### INSTRUCTION
State how many lines in these records contain the word "screenshot", and nothing else.

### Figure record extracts
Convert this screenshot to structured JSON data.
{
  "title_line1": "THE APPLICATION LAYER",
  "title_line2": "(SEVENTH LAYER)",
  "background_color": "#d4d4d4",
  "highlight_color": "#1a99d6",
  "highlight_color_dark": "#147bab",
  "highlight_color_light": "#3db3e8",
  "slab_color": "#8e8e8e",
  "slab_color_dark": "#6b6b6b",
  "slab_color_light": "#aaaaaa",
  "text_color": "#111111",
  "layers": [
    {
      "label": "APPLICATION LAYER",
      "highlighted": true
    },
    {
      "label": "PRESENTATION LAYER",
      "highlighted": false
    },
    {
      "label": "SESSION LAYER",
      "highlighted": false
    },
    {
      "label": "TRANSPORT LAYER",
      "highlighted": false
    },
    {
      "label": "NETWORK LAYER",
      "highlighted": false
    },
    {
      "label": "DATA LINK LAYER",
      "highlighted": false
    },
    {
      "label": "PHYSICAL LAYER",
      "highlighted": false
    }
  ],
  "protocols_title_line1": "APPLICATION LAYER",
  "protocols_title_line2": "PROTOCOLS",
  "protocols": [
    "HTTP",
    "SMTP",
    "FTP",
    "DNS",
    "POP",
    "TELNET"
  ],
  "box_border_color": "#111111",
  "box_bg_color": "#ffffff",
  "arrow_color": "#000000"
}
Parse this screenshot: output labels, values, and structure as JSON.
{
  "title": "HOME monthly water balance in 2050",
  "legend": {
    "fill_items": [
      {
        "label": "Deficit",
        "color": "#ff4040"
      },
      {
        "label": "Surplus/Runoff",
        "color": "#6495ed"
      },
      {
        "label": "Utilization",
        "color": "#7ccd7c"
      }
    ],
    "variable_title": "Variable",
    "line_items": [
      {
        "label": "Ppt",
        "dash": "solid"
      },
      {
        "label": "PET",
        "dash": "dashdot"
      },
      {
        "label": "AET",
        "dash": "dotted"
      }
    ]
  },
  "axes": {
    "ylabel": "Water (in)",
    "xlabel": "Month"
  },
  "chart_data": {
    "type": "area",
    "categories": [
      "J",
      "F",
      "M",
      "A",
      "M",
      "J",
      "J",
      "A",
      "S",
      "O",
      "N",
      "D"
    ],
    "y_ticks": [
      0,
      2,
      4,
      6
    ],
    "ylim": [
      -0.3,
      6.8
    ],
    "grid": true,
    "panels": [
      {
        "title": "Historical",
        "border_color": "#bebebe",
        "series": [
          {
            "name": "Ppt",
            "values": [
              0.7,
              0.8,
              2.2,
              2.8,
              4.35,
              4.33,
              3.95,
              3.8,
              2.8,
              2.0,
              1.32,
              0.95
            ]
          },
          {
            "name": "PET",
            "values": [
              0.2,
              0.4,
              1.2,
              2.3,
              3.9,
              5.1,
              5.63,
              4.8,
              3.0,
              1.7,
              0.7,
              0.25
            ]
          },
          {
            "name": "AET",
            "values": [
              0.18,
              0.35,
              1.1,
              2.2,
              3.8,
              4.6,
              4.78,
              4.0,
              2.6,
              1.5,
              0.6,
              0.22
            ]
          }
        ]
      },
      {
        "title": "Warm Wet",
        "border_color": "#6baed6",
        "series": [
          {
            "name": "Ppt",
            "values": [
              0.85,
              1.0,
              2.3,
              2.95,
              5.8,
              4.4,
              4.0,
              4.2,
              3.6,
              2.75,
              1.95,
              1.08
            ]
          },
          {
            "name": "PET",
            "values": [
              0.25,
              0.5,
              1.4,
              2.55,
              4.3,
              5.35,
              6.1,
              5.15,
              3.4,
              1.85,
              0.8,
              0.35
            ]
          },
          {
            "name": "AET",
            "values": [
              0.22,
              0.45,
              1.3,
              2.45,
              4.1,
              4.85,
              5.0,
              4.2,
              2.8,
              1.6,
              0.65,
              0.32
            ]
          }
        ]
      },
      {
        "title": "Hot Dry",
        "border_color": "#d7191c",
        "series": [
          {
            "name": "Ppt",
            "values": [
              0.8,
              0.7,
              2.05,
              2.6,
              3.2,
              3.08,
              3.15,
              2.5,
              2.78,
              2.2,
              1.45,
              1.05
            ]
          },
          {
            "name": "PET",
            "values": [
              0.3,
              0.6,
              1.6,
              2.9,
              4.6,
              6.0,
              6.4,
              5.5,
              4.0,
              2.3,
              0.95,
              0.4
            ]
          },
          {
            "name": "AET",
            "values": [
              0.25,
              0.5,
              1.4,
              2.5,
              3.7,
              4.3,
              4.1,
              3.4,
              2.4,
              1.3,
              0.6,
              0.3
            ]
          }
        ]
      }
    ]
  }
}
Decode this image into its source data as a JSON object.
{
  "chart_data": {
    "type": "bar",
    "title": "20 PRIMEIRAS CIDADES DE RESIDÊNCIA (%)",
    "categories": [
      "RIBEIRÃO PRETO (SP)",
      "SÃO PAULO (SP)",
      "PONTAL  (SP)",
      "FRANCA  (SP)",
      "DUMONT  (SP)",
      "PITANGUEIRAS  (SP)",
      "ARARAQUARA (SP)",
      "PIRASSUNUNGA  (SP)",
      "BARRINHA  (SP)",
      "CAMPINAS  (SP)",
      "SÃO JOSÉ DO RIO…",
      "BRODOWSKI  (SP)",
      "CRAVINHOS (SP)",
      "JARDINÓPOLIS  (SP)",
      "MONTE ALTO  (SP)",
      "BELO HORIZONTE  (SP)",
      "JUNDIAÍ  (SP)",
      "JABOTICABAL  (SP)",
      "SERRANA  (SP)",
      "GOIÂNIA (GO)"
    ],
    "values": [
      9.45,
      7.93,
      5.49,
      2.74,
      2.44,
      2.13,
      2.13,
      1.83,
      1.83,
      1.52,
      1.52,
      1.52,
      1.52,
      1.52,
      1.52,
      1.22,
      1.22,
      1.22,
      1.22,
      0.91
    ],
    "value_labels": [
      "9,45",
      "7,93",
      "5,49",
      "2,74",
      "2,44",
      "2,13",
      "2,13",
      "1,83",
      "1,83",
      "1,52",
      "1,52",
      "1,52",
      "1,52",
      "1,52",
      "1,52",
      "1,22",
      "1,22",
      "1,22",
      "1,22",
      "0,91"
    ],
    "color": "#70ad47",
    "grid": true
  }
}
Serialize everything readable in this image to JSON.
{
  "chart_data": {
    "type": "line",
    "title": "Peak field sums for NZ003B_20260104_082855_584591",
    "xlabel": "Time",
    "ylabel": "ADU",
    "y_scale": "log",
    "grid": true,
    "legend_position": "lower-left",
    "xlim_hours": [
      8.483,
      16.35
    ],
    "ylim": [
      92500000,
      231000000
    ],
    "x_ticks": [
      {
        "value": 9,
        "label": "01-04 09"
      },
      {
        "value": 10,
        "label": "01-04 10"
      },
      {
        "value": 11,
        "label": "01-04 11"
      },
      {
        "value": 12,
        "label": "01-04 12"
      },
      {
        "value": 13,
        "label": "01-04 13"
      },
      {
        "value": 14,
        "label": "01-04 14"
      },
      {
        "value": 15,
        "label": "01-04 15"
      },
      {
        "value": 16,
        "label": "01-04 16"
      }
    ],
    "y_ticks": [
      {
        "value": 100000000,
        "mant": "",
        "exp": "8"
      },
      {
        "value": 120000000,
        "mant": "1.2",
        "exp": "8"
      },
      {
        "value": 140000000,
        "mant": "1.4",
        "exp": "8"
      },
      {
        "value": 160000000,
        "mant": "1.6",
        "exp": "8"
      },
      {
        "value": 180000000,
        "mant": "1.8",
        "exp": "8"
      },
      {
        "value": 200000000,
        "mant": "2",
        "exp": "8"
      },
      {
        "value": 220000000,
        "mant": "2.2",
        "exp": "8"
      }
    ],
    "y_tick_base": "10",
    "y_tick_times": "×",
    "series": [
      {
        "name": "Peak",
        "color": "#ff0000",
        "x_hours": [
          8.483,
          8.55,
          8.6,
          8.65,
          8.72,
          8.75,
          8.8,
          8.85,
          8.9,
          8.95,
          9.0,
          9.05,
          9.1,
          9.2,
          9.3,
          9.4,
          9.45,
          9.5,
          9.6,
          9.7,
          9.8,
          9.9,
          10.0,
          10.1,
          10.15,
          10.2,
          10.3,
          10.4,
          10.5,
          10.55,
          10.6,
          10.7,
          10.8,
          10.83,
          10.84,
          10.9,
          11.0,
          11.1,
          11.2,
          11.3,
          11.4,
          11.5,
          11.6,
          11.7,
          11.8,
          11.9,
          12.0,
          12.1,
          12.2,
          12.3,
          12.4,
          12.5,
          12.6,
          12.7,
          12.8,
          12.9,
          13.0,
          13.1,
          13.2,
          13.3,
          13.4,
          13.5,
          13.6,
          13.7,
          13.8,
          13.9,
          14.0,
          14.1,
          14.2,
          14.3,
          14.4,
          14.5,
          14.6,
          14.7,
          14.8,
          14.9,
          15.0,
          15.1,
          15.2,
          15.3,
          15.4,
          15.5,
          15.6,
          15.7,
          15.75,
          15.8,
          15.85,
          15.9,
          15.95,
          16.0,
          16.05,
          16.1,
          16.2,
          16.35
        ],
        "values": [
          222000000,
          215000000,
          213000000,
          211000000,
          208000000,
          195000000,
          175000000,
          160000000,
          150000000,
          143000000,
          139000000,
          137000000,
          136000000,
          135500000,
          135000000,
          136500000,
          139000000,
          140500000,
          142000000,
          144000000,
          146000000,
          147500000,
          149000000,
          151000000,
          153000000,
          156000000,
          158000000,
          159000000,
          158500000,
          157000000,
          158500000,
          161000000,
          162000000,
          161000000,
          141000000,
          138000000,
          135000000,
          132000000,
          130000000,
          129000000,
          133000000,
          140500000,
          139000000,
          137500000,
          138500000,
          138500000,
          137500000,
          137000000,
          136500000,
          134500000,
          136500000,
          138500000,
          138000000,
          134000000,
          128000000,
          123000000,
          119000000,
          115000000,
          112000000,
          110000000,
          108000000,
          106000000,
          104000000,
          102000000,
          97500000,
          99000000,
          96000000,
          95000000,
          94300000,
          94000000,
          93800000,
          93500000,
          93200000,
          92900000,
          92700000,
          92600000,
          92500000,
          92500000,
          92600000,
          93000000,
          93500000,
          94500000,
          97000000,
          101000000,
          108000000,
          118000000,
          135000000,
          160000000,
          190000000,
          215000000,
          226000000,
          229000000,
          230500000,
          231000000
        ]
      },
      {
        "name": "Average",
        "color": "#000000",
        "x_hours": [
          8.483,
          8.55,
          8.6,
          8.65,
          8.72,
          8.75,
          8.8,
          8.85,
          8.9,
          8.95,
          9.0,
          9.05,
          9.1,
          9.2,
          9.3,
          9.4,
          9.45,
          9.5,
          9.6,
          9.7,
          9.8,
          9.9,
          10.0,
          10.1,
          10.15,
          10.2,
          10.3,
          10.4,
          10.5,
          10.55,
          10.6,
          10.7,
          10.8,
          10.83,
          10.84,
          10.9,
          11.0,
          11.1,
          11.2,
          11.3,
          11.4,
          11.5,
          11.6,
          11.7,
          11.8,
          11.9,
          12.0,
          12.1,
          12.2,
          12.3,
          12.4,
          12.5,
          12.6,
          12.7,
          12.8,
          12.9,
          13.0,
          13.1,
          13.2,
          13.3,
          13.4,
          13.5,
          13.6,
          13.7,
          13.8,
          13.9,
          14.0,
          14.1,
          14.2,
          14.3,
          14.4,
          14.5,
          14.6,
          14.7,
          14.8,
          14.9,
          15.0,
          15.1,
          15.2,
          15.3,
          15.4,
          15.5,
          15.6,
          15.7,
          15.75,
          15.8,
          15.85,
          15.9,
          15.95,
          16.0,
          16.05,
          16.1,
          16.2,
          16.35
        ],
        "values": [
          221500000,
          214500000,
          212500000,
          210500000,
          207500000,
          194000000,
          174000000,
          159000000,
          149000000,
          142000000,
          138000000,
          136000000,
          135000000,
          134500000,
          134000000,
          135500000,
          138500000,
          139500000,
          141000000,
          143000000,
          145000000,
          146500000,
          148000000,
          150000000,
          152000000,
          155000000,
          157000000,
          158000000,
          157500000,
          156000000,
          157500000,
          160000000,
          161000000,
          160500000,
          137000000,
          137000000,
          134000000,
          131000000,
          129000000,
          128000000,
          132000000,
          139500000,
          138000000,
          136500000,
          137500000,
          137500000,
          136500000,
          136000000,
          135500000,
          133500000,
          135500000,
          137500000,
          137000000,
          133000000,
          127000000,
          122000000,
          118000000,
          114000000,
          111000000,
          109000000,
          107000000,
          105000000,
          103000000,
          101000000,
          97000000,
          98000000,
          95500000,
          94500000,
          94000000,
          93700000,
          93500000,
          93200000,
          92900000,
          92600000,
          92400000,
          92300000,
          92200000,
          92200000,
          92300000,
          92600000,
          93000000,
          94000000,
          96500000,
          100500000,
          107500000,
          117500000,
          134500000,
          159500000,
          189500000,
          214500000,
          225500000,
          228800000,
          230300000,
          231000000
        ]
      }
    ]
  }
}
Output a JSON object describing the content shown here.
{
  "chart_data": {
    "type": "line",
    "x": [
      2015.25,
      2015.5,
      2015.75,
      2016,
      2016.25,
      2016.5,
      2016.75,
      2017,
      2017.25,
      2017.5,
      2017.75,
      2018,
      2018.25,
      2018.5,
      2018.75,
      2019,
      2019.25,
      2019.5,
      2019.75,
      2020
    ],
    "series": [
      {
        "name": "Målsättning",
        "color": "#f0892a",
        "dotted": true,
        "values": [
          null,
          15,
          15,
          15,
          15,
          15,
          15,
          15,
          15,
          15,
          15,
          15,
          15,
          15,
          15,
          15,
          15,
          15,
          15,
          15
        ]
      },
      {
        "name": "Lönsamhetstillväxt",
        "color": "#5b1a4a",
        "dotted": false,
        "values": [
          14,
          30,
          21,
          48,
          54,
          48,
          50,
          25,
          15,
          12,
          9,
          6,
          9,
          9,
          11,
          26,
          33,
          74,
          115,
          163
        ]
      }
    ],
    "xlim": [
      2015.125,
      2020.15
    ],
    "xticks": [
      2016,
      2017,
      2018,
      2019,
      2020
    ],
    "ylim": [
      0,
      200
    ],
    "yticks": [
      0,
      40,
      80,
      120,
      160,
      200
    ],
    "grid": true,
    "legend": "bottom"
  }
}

### SOLUTION BELOW
2